Make an exact transcription of the material, leaving out all images.

[START OF Data listing]

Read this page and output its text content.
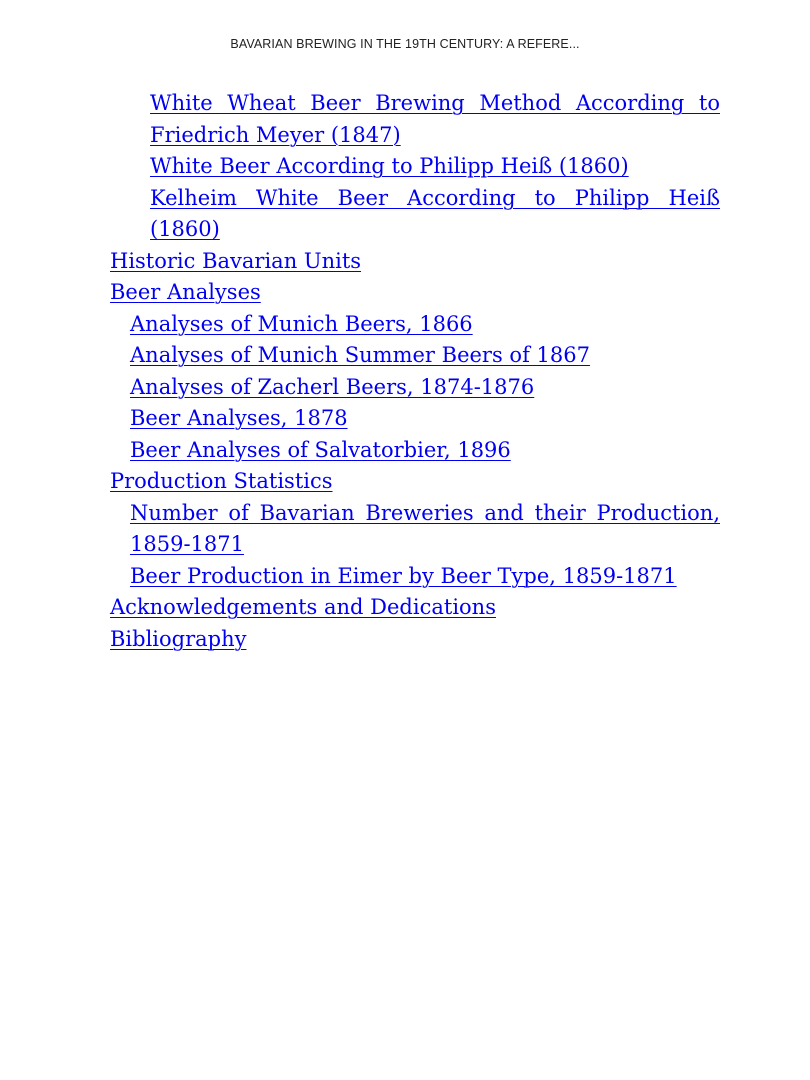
BAVARIAN BREWING IN THE 19TH CENTURY: A REFERE...
White Wheat Beer Brewing Method According to Friedrich Meyer (1847)
White Beer According to Philipp Heiß (1860)
Kelheim White Beer According to Philipp Heiß (1860)
Historic Bavarian Units
Beer Analyses
Analyses of Munich Beers, 1866
Analyses of Munich Summer Beers of 1867
Analyses of Zacherl Beers, 1874-1876
Beer Analyses, 1878
Beer Analyses of Salvatorbier, 1896
Production Statistics
Number of Bavarian Breweries and their Production, 1859-1871
Beer Production in Eimer by Beer Type, 1859-1871
Acknowledgements and Dedications
Bibliography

[END OF Data listing]

> **The result**:
Read this page and output its text content.
BAVARIAN BREWING IN THE 19TH CENTURY: A REFERE...
White Wheat Beer Brewing Method According to Friedrich Meyer (1847)
White Beer According to Philipp Heiß (1860)
Kelheim White Beer According to Philipp Heiß (1860)
Historic Bavarian Units
Beer Analyses
Analyses of Munich Beers, 1866
Analyses of Munich Summer Beers of 1867
Analyses of Zacherl Beers, 1874-1876
Beer Analyses, 1878
Beer Analyses of Salvatorbier, 1896
Production Statistics
Number of Bavarian Breweries and their Production, 1859-1871
Beer Production in Eimer by Beer Type, 1859-1871
Acknowledgements and Dedications
Bibliography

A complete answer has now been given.